> **Extracted records**

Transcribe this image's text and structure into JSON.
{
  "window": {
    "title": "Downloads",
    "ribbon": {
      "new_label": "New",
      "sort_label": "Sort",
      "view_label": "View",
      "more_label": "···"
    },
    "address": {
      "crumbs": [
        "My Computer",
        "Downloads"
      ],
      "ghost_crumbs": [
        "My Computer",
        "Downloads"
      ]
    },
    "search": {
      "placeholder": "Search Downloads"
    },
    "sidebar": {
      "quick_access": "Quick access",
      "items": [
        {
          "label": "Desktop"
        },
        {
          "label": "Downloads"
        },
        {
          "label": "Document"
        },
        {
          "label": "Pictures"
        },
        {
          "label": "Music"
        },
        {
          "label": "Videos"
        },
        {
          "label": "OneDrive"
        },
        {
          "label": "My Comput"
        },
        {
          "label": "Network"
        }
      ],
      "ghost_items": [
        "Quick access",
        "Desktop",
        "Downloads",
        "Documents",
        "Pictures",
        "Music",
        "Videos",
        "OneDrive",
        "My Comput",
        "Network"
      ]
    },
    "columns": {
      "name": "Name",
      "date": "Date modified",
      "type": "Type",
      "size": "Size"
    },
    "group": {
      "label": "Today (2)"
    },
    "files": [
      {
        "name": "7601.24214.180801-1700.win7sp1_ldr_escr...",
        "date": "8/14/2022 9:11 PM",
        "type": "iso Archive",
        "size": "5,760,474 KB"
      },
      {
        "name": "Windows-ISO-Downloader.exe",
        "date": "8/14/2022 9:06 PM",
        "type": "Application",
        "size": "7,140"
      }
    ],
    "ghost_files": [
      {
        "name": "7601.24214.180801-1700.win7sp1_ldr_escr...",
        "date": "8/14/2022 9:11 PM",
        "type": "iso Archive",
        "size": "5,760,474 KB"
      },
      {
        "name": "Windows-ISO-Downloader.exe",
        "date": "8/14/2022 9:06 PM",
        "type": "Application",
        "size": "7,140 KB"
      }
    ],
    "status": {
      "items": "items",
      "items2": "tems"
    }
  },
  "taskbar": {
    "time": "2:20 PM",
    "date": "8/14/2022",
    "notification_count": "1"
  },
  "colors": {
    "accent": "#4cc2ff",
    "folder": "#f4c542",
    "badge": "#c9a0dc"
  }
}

> **Given task**
Return the entries in full, keeping every line exactly as it is.

> **The solution**
Transcribe this image's text and structure into JSON.
{
  "window": {
    "title": "Downloads",
    "ribbon": {
      "new_label": "New",
      "sort_label": "Sort",
      "view_label": "View",
      "more_label": "···"
    },
    "address": {
      "crumbs": [
        "My Computer",
        "Downloads"
      ],
      "ghost_crumbs": [
        "My Computer",
        "Downloads"
      ]
    },
    "search": {
      "placeholder": "Search Downloads"
    },
    "sidebar": {
      "quick_access": "Quick access",
      "items": [
        {
          "label": "Desktop"
        },
        {
          "label": "Downloads"
        },
        {
          "label": "Document"
        },
        {
          "label": "Pictures"
        },
        {
          "label": "Music"
        },
        {
          "label": "Videos"
        },
        {
          "label": "OneDrive"
        },
        {
          "label": "My Comput"
        },
        {
          "label": "Network"
        }
      ],
      "ghost_items": [
        "Quick access",
        "Desktop",
        "Downloads",
        "Documents",
        "Pictures",
        "Music",
        "Videos",
        "OneDrive",
        "My Comput",
        "Network"
      ]
    },
    "columns": {
      "name": "Name",
      "date": "Date modified",
      "type": "Type",
      "size": "Size"
    },
    "group": {
      "label": "Today (2)"
    },
    "files": [
      {
        "name": "7601.24214.180801-1700.win7sp1_ldr_escr...",
        "date": "8/14/2022 9:11 PM",
        "type": "iso Archive",
        "size": "5,760,474 KB"
      },
      {
        "name": "Windows-ISO-Downloader.exe",
        "date": "8/14/2022 9:06 PM",
        "type": "Application",
        "size": "7,140"
      }
    ],
    "ghost_files": [
      {
        "name": "7601.24214.180801-1700.win7sp1_ldr_escr...",
        "date": "8/14/2022 9:11 PM",
        "type": "iso Archive",
        "size": "5,760,474 KB"
      },
      {
        "name": "Windows-ISO-Downloader.exe",
        "date": "8/14/2022 9:06 PM",
        "type": "Application",
        "size": "7,140 KB"
      }
    ],
    "status": {
      "items": "items",
      "items2": "tems"
    }
  },
  "taskbar": {
    "time": "2:20 PM",
    "date": "8/14/2022",
    "notification_count": "1"
  },
  "colors": {
    "accent": "#4cc2ff",
    "folder": "#f4c542",
    "badge": "#c9a0dc"
  }
}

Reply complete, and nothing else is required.